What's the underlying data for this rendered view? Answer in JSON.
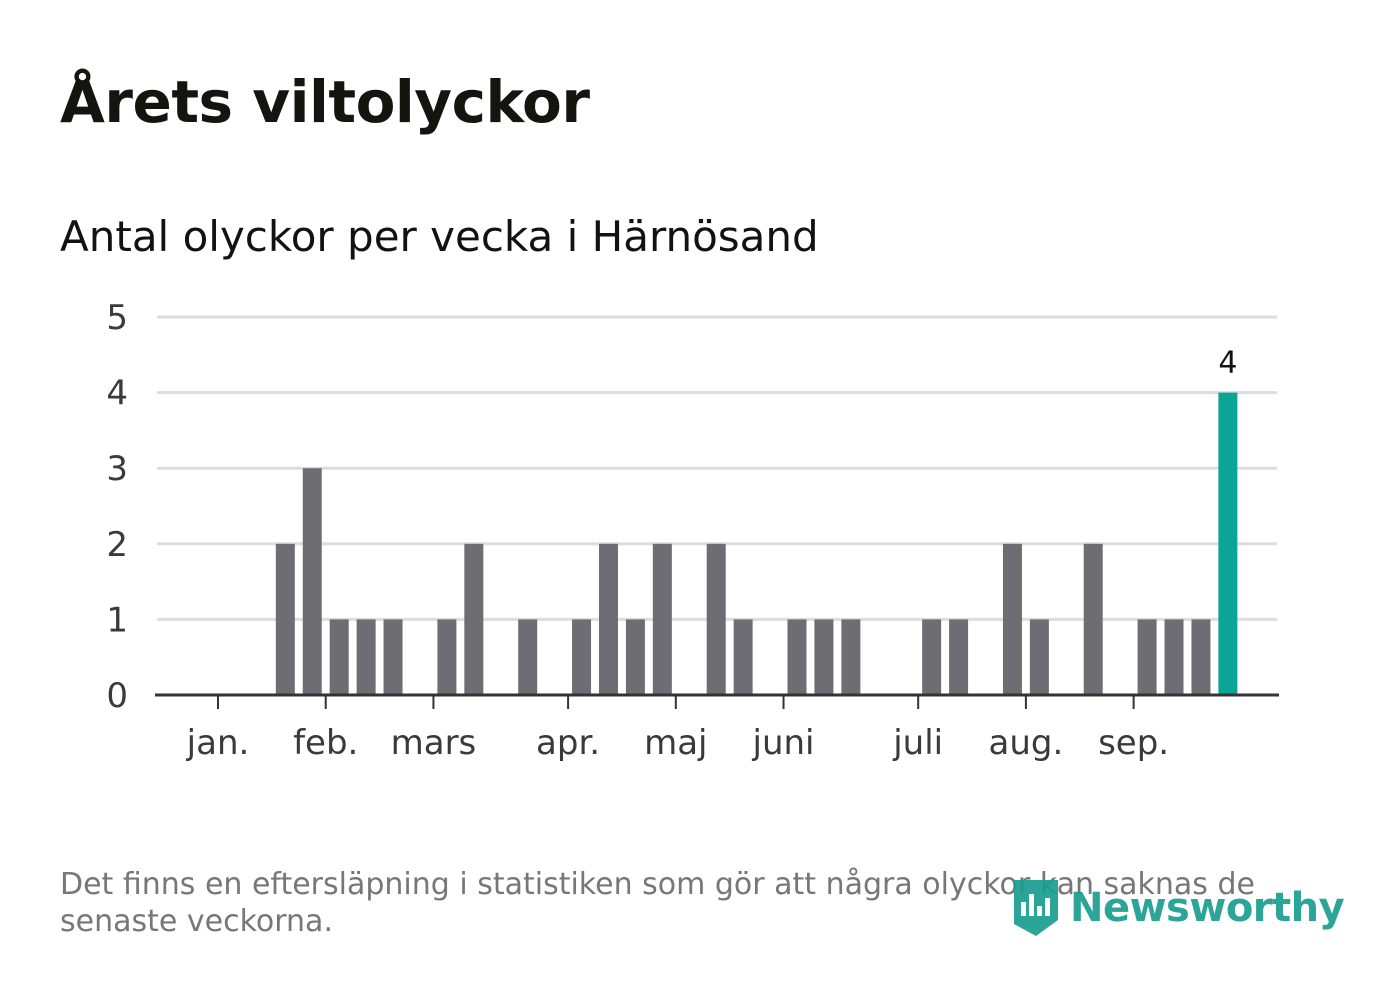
{
  "title": "Årets viltolyckor",
  "subtitle": "Antal olyckor per vecka i Härnösand",
  "note": "Det finns en eftersläpning i statistiken som gör att några olyckor kan saknas de senaste veckorna.",
  "brand": {
    "name": "Newsworthy",
    "icon": "newsworthy-logo-icon",
    "color": "#1a9e8f"
  },
  "colors": {
    "bar": "#6e6d73",
    "highlight": "#0aa596",
    "grid": "#dddddd",
    "axis": "#333333"
  },
  "chart_data": {
    "type": "bar",
    "title": "Antal olyckor per vecka i Härnösand",
    "xlabel": "",
    "ylabel": "",
    "ylim": [
      0,
      5
    ],
    "yticks": [
      0,
      1,
      2,
      3,
      4,
      5
    ],
    "grid": true,
    "weeks": [
      1,
      2,
      3,
      4,
      5,
      6,
      7,
      8,
      9,
      10,
      11,
      12,
      13,
      14,
      15,
      16,
      17,
      18,
      19,
      20,
      21,
      22,
      23,
      24,
      25,
      26,
      27,
      28,
      29,
      30,
      31,
      32,
      33,
      34,
      35,
      36,
      37,
      38,
      39,
      40
    ],
    "values": [
      0,
      0,
      0,
      0,
      2,
      3,
      1,
      1,
      1,
      0,
      1,
      2,
      0,
      1,
      0,
      1,
      2,
      1,
      2,
      0,
      2,
      1,
      0,
      1,
      1,
      1,
      0,
      0,
      1,
      1,
      0,
      2,
      1,
      0,
      2,
      0,
      1,
      1,
      1,
      4
    ],
    "highlight_index": 39,
    "highlight_label": "4",
    "month_ticks": [
      {
        "label": "jan.",
        "week": 2.5
      },
      {
        "label": "feb.",
        "week": 6.5
      },
      {
        "label": "mars",
        "week": 10.5
      },
      {
        "label": "apr.",
        "week": 15.5
      },
      {
        "label": "maj",
        "week": 19.5
      },
      {
        "label": "juni",
        "week": 23.5
      },
      {
        "label": "juli",
        "week": 28.5
      },
      {
        "label": "aug.",
        "week": 32.5
      },
      {
        "label": "sep.",
        "week": 36.5
      }
    ]
  }
}
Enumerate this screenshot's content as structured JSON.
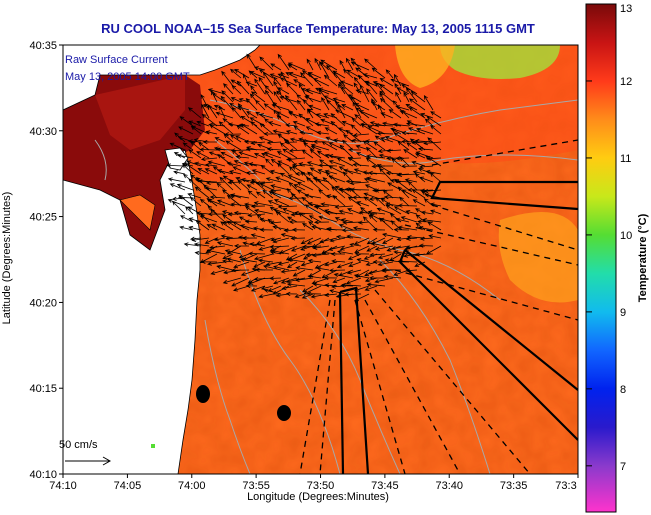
{
  "title": "RU COOL  NOAA–15  Sea Surface Temperature:  May 13, 2005 1115 GMT",
  "overlay": {
    "line1": "Raw Surface Current",
    "line2": "May 13, 2005 14:00 GMT",
    "scale_label": "50 cm/s",
    "scale_value_cms": 50
  },
  "axes": {
    "xlabel": "Longitude (Degrees:Minutes)",
    "ylabel": "Latitude (Degrees:Minutes)",
    "x_ticks": [
      {
        "value": -74.1667,
        "label": "74:10"
      },
      {
        "value": -74.0833,
        "label": "74:05"
      },
      {
        "value": -74.0,
        "label": "74:00"
      },
      {
        "value": -73.9167,
        "label": "73:55"
      },
      {
        "value": -73.8333,
        "label": "73:50"
      },
      {
        "value": -73.75,
        "label": "73:45"
      },
      {
        "value": -73.6667,
        "label": "73:40"
      },
      {
        "value": -73.5833,
        "label": "73:35"
      },
      {
        "value": -73.5,
        "label": "73:3"
      }
    ],
    "y_ticks": [
      {
        "value": 40.5833,
        "label": "40:35"
      },
      {
        "value": 40.5,
        "label": "40:30"
      },
      {
        "value": 40.4167,
        "label": "40:25"
      },
      {
        "value": 40.3333,
        "label": "40:20"
      },
      {
        "value": 40.25,
        "label": "40:15"
      },
      {
        "value": 40.1667,
        "label": "40:10"
      }
    ],
    "xlim": [
      -74.1667,
      -73.5
    ],
    "ylim": [
      40.1667,
      40.5833
    ]
  },
  "colorbar": {
    "label": "Temperature (°C)",
    "range": [
      6.4,
      13
    ],
    "ticks": [
      {
        "value": 13,
        "label": "13"
      },
      {
        "value": 12,
        "label": "12"
      },
      {
        "value": 11,
        "label": "11"
      },
      {
        "value": 10,
        "label": "10"
      },
      {
        "value": 9,
        "label": "9"
      },
      {
        "value": 8,
        "label": "8"
      },
      {
        "value": 7,
        "label": "7"
      }
    ],
    "stops": [
      {
        "value": 13,
        "color": "#7a0a0a"
      },
      {
        "value": 12.5,
        "color": "#c81414"
      },
      {
        "value": 12,
        "color": "#ff3a1a"
      },
      {
        "value": 11.5,
        "color": "#ff8c1a"
      },
      {
        "value": 11,
        "color": "#ffcc11"
      },
      {
        "value": 10.5,
        "color": "#c8e81a"
      },
      {
        "value": 10,
        "color": "#55dd33"
      },
      {
        "value": 9.5,
        "color": "#22ddaa"
      },
      {
        "value": 9,
        "color": "#11bbee"
      },
      {
        "value": 8.5,
        "color": "#1166ff"
      },
      {
        "value": 8,
        "color": "#0022ee"
      },
      {
        "value": 7.5,
        "color": "#2a1acc"
      },
      {
        "value": 7,
        "color": "#8a3acc"
      },
      {
        "value": 6.4,
        "color": "#ff33cc"
      }
    ]
  },
  "colors": {
    "title": "#1a1aa8",
    "sea_base": "#ff6a1e",
    "land": "#ffffff",
    "warm_patch": "#8a0b0b",
    "cool_patch": "#a8d838",
    "contour": "#a8a8a8",
    "vectors": "#000000"
  }
}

### [Instructions to follow]
Pull out every line of the entries that includes the word "Härnösand".

### [Complete output]
  "subtitle": "Antal olyckor per vecka i Härnösand",
    "title": "Antal olyckor per vecka i Härnösand",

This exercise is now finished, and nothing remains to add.